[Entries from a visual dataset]
=-=-=
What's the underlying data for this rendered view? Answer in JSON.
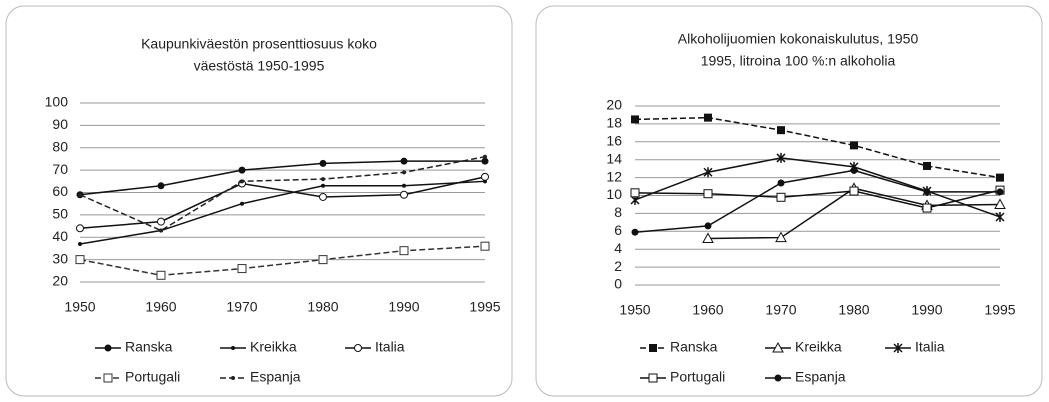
{
  "chart_data": [
    {
      "type": "line",
      "title": [
        "Kaupunkiväestön prosenttiosuus koko",
        "väestöstä 1950-1995"
      ],
      "categories": [
        "1950",
        "1960",
        "1970",
        "1980",
        "1990",
        "1995"
      ],
      "ylim": [
        20,
        100
      ],
      "yticks": [
        20,
        30,
        40,
        50,
        60,
        70,
        80,
        90,
        100
      ],
      "grid": true,
      "series": [
        {
          "name": "Ranska",
          "color": "#111111",
          "marker": "circle",
          "dash": false,
          "values": [
            59,
            63,
            70,
            73,
            74,
            74
          ]
        },
        {
          "name": "Kreikka",
          "color": "#111111",
          "marker": "dot",
          "dash": false,
          "values": [
            37,
            43,
            55,
            63,
            63,
            65
          ]
        },
        {
          "name": "Italia",
          "color": "#111111",
          "marker": "open-circle",
          "dash": false,
          "values": [
            44,
            47,
            64,
            58,
            59,
            67
          ]
        },
        {
          "name": "Portugali",
          "color": "#333333",
          "marker": "open-square",
          "dash": true,
          "values": [
            30,
            23,
            26,
            30,
            34,
            36
          ]
        },
        {
          "name": "Espanja",
          "color": "#222222",
          "marker": "dot",
          "dash": true,
          "values": [
            59,
            43,
            65,
            66,
            69,
            76
          ]
        }
      ]
    },
    {
      "type": "line",
      "title": [
        "Alkoholijuomien kokonaiskulutus, 1950",
        "1995, litroina 100 %:n alkoholia"
      ],
      "categories": [
        "1950",
        "1960",
        "1970",
        "1980",
        "1990",
        "1995"
      ],
      "ylim": [
        0,
        20
      ],
      "yticks": [
        0,
        2,
        4,
        6,
        8,
        10,
        12,
        14,
        16,
        18,
        20
      ],
      "grid": true,
      "series": [
        {
          "name": "Ranska",
          "color": "#111111",
          "marker": "square",
          "dash": true,
          "values": [
            18.5,
            18.7,
            17.3,
            15.6,
            13.3,
            12.0
          ]
        },
        {
          "name": "Kreikka",
          "color": "#111111",
          "marker": "triangle",
          "dash": false,
          "values": [
            null,
            5.2,
            5.3,
            10.8,
            8.9,
            9.0
          ]
        },
        {
          "name": "Italia",
          "color": "#111111",
          "marker": "star",
          "dash": false,
          "values": [
            9.5,
            12.6,
            14.2,
            13.2,
            10.5,
            7.6
          ]
        },
        {
          "name": "Portugali",
          "color": "#111111",
          "marker": "open-square",
          "dash": false,
          "values": [
            10.3,
            10.2,
            9.8,
            10.5,
            8.6,
            10.6
          ]
        },
        {
          "name": "Espanja",
          "color": "#111111",
          "marker": "circle",
          "dash": false,
          "values": [
            5.9,
            6.6,
            11.4,
            12.8,
            10.4,
            10.4
          ]
        }
      ]
    }
  ]
}
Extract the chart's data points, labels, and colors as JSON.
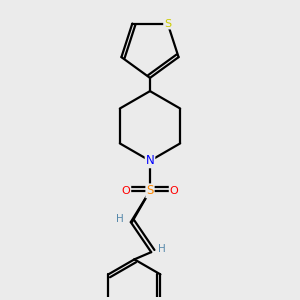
{
  "background_color": "#ebebeb",
  "bond_color": "#000000",
  "bond_width": 1.6,
  "atom_colors": {
    "S_thiophene": "#cccc00",
    "S_sulfonyl": "#ff8800",
    "N": "#0000ff",
    "O": "#ff0000",
    "H": "#5588aa",
    "C": "#000000"
  },
  "figsize": [
    3.0,
    3.0
  ],
  "dpi": 100
}
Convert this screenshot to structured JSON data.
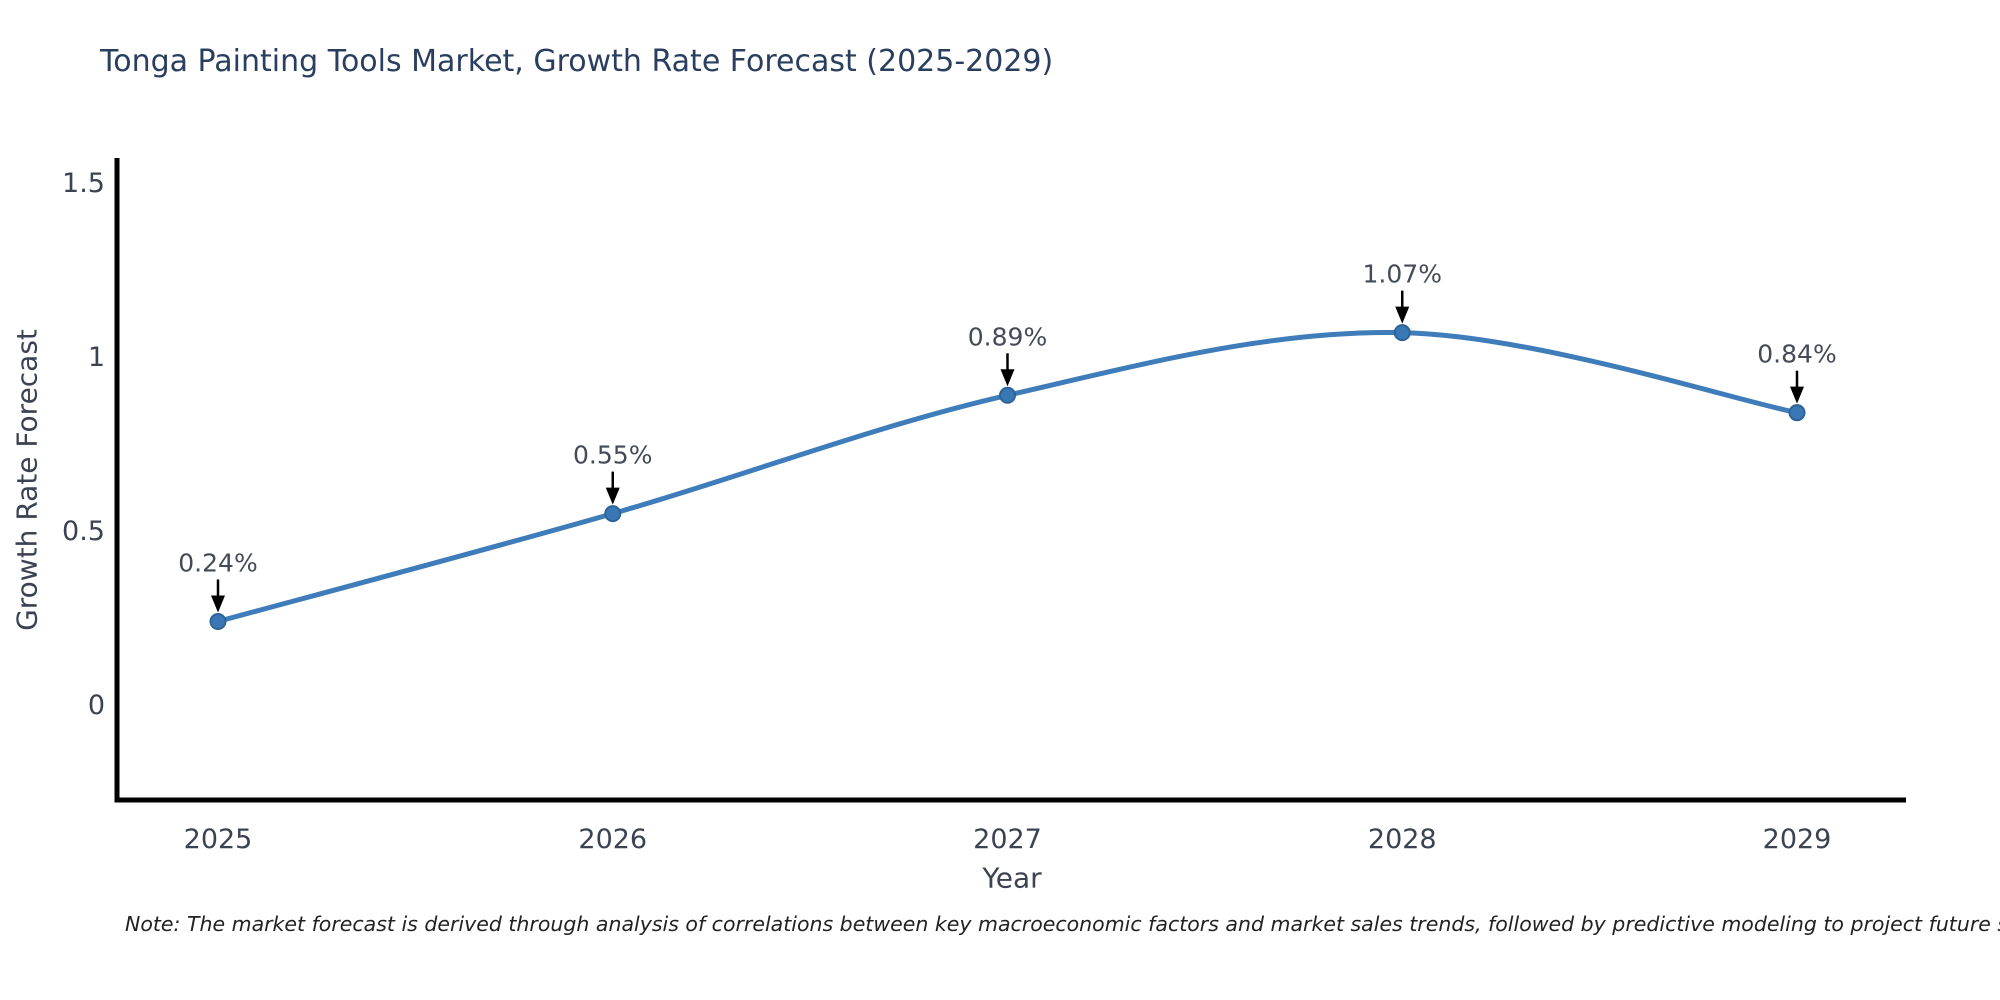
=-=-=
_TO BE DONE:_ Your task is to repeat the data above exactly while excluding the pictures.

_SOLUTION TO THIS TASK:_
What's the underlying data for this rendered view? Answer in JSON.
{
  "chart_data": [
    {
      "type": "line",
      "title": [
        "Kaupunkiväestön prosenttiosuus koko",
        "väestöstä 1950-1995"
      ],
      "categories": [
        "1950",
        "1960",
        "1970",
        "1980",
        "1990",
        "1995"
      ],
      "ylim": [
        20,
        100
      ],
      "yticks": [
        20,
        30,
        40,
        50,
        60,
        70,
        80,
        90,
        100
      ],
      "grid": true,
      "series": [
        {
          "name": "Ranska",
          "color": "#111111",
          "marker": "circle",
          "dash": false,
          "values": [
            59,
            63,
            70,
            73,
            74,
            74
          ]
        },
        {
          "name": "Kreikka",
          "color": "#111111",
          "marker": "dot",
          "dash": false,
          "values": [
            37,
            43,
            55,
            63,
            63,
            65
          ]
        },
        {
          "name": "Italia",
          "color": "#111111",
          "marker": "open-circle",
          "dash": false,
          "values": [
            44,
            47,
            64,
            58,
            59,
            67
          ]
        },
        {
          "name": "Portugali",
          "color": "#333333",
          "marker": "open-square",
          "dash": true,
          "values": [
            30,
            23,
            26,
            30,
            34,
            36
          ]
        },
        {
          "name": "Espanja",
          "color": "#222222",
          "marker": "dot",
          "dash": true,
          "values": [
            59,
            43,
            65,
            66,
            69,
            76
          ]
        }
      ]
    },
    {
      "type": "line",
      "title": [
        "Alkoholijuomien kokonaiskulutus, 1950",
        "1995, litroina 100 %:n alkoholia"
      ],
      "categories": [
        "1950",
        "1960",
        "1970",
        "1980",
        "1990",
        "1995"
      ],
      "ylim": [
        0,
        20
      ],
      "yticks": [
        0,
        2,
        4,
        6,
        8,
        10,
        12,
        14,
        16,
        18,
        20
      ],
      "grid": true,
      "series": [
        {
          "name": "Ranska",
          "color": "#111111",
          "marker": "square",
          "dash": true,
          "values": [
            18.5,
            18.7,
            17.3,
            15.6,
            13.3,
            12.0
          ]
        },
        {
          "name": "Kreikka",
          "color": "#111111",
          "marker": "triangle",
          "dash": false,
          "values": [
            null,
            5.2,
            5.3,
            10.8,
            8.9,
            9.0
          ]
        },
        {
          "name": "Italia",
          "color": "#111111",
          "marker": "star",
          "dash": false,
          "values": [
            9.5,
            12.6,
            14.2,
            13.2,
            10.5,
            7.6
          ]
        },
        {
          "name": "Portugali",
          "color": "#111111",
          "marker": "open-square",
          "dash": false,
          "values": [
            10.3,
            10.2,
            9.8,
            10.5,
            8.6,
            10.6
          ]
        },
        {
          "name": "Espanja",
          "color": "#111111",
          "marker": "circle",
          "dash": false,
          "values": [
            5.9,
            6.6,
            11.4,
            12.8,
            10.4,
            10.4
          ]
        }
      ]
    }
  ]
}
Extract the chart's data points, labels, and colors as JSON.
{
  "background_color": "#ebebeb",
  "bond_color": "#000000",
  "bond_width": 1.6,
  "atom_colors": {
    "S_thiophene": "#cccc00",
    "S_sulfonyl": "#ff8800",
    "N": "#0000ff",
    "O": "#ff0000",
    "H": "#5588aa",
    "C": "#000000"
  },
  "figsize": [
    3.0,
    3.0
  ],
  "dpi": 100
}
Convert this screenshot to structured JSON data.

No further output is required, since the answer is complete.